_EXERCISE:_ Take every line where the string "sobre" appears and copy it.

_DATA FOR THIS EXERCISE:_
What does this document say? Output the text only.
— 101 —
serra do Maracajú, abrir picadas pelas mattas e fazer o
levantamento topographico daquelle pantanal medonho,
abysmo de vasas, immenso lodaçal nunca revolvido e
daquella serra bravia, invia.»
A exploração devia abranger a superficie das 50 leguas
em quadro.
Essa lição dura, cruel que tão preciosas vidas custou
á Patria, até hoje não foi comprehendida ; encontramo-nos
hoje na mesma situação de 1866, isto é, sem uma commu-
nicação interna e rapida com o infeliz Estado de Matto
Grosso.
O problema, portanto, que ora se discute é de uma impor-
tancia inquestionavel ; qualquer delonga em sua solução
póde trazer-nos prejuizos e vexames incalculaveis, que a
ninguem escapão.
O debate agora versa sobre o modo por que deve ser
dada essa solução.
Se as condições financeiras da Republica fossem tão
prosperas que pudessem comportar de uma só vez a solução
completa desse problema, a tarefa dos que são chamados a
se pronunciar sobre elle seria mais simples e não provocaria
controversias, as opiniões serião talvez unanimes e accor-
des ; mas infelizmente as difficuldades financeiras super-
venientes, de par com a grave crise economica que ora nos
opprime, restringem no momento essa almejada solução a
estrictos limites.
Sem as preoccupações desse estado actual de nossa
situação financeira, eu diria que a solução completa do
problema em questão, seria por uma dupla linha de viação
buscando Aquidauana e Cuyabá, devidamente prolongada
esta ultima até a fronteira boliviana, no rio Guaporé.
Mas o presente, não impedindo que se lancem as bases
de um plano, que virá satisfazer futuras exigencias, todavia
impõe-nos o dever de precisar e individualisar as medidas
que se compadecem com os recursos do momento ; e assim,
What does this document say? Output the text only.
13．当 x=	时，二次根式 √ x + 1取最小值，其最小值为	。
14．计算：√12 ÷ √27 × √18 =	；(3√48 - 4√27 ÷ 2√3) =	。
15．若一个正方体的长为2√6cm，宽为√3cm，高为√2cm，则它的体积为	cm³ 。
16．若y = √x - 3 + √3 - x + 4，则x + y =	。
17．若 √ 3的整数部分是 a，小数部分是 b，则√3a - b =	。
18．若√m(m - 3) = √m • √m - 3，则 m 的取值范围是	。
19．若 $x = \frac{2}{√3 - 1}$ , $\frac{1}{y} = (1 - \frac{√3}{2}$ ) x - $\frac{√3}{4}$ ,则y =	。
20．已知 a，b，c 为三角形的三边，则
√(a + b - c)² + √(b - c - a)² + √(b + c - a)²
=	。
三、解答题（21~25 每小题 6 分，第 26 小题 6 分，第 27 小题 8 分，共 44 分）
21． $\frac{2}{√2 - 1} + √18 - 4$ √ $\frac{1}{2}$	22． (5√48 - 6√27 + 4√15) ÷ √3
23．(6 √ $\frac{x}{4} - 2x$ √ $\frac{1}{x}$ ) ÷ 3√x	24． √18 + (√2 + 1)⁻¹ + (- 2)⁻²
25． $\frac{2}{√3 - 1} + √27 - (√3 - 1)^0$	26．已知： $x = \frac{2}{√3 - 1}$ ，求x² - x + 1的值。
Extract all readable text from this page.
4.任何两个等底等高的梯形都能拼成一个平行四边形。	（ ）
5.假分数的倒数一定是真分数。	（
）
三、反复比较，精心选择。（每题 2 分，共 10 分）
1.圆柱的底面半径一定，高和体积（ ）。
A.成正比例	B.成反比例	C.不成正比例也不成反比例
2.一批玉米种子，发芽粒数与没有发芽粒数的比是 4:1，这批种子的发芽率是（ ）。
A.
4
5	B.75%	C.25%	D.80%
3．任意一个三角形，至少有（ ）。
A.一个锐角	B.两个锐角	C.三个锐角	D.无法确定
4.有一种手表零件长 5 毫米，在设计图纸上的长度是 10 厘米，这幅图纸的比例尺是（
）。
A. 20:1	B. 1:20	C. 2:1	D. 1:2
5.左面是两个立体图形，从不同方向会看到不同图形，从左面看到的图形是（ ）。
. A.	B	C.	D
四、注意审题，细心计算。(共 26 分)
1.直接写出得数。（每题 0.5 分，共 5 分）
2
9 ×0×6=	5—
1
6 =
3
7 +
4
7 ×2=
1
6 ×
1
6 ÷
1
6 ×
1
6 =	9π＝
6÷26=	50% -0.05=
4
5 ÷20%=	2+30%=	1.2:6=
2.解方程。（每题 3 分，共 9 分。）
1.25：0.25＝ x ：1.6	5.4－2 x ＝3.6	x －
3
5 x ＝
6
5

_ANSWER FOR THIS EXERCISE:_
O debate agora versa sobre o modo por que deve ser
se pronunciar sobre elle seria mais simples e não provocaria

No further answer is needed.